--- DATASET EXTRACT ---
--------------------------------------------------

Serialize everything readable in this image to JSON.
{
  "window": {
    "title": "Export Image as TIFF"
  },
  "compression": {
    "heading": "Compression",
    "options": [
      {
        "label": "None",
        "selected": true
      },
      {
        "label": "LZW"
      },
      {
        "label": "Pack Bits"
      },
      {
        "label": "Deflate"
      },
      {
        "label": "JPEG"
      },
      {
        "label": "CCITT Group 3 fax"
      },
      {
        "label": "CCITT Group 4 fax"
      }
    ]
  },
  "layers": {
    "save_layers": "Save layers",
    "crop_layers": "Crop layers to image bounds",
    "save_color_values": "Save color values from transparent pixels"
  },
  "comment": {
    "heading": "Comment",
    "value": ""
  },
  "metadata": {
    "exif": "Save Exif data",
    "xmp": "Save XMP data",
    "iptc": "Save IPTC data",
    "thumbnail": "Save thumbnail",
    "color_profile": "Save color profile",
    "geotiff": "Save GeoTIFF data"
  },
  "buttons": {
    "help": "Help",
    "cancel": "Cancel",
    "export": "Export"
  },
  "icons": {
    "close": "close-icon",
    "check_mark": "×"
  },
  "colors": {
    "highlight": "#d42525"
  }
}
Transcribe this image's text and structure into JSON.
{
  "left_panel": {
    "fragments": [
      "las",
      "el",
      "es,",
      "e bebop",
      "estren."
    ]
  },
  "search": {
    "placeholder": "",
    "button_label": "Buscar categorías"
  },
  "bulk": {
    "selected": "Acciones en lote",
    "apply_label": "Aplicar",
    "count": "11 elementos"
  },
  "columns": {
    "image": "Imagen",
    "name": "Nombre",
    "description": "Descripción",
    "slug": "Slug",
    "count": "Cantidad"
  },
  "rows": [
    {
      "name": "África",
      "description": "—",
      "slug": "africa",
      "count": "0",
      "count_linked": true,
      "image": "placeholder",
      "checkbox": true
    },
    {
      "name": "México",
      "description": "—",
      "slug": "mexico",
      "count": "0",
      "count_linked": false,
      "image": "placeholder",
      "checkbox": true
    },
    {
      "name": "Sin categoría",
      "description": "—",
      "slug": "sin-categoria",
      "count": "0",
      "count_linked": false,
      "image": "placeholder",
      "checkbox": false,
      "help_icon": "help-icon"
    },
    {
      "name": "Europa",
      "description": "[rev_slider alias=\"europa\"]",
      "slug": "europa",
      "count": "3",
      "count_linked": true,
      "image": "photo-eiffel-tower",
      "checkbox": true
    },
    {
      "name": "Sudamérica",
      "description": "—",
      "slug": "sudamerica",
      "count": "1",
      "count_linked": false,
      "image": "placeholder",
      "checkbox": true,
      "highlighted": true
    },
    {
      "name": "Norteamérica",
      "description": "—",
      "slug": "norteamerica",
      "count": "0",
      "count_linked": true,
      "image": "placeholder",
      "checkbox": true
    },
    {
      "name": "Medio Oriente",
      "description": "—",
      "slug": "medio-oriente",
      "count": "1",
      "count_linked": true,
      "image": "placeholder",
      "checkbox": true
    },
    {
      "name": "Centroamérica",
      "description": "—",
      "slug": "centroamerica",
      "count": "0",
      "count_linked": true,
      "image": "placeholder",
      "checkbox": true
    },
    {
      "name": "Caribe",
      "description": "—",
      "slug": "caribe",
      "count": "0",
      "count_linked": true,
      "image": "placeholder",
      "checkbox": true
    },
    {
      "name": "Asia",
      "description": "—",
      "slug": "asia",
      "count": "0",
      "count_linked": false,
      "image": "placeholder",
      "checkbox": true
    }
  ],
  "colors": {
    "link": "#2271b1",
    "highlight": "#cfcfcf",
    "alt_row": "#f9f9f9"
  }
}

--------------------------------------------------

--- THE PROBLEM ---
Sift through the entries and copy every line with "slug".

--- EXERCISE RESPONSE ---
    "slug": "Slug",
      "slug": "africa",
      "slug": "mexico",
      "slug": "sin-categoria",
      "slug": "europa",
      "slug": "sudamerica",
      "slug": "norteamerica",
      "slug": "medio-oriente",
      "slug": "centroamerica",
      "slug": "caribe",
      "slug": "asia",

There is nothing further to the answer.